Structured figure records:

☆ ☆ ☆

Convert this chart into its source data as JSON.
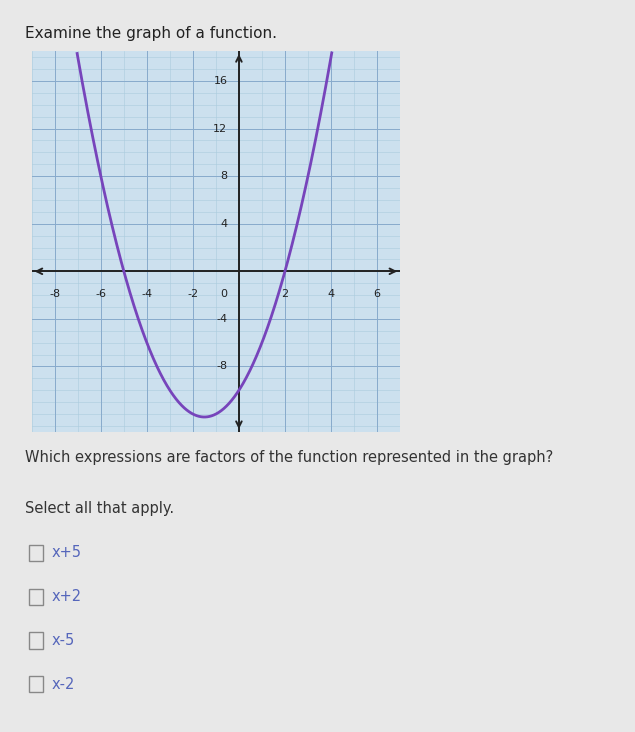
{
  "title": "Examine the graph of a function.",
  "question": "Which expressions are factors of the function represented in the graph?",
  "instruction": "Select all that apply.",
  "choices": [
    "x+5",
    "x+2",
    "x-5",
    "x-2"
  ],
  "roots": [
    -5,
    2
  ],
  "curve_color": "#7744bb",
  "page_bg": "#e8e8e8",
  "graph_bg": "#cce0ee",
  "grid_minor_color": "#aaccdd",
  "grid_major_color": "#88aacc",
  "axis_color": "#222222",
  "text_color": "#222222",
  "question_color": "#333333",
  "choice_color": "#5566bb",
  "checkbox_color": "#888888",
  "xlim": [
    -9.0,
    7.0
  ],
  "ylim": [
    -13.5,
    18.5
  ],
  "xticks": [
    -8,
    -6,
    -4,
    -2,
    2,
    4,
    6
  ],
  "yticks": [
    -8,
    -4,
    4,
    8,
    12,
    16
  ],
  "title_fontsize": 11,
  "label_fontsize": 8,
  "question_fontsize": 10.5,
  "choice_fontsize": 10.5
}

☆ ☆ ☆

THE REQUEST: The material above holds pictures; copy everything else in it exactly.

RESPONSE:
Convert this chart into its source data as JSON.
{
  "title": "Examine the graph of a function.",
  "question": "Which expressions are factors of the function represented in the graph?",
  "instruction": "Select all that apply.",
  "choices": [
    "x+5",
    "x+2",
    "x-5",
    "x-2"
  ],
  "roots": [
    -5,
    2
  ],
  "curve_color": "#7744bb",
  "page_bg": "#e8e8e8",
  "graph_bg": "#cce0ee",
  "grid_minor_color": "#aaccdd",
  "grid_major_color": "#88aacc",
  "axis_color": "#222222",
  "text_color": "#222222",
  "question_color": "#333333",
  "choice_color": "#5566bb",
  "checkbox_color": "#888888",
  "xlim": [
    -9.0,
    7.0
  ],
  "ylim": [
    -13.5,
    18.5
  ],
  "xticks": [
    -8,
    -6,
    -4,
    -2,
    2,
    4,
    6
  ],
  "yticks": [
    -8,
    -4,
    4,
    8,
    12,
    16
  ],
  "title_fontsize": 11,
  "label_fontsize": 8,
  "question_fontsize": 10.5,
  "choice_fontsize": 10.5
}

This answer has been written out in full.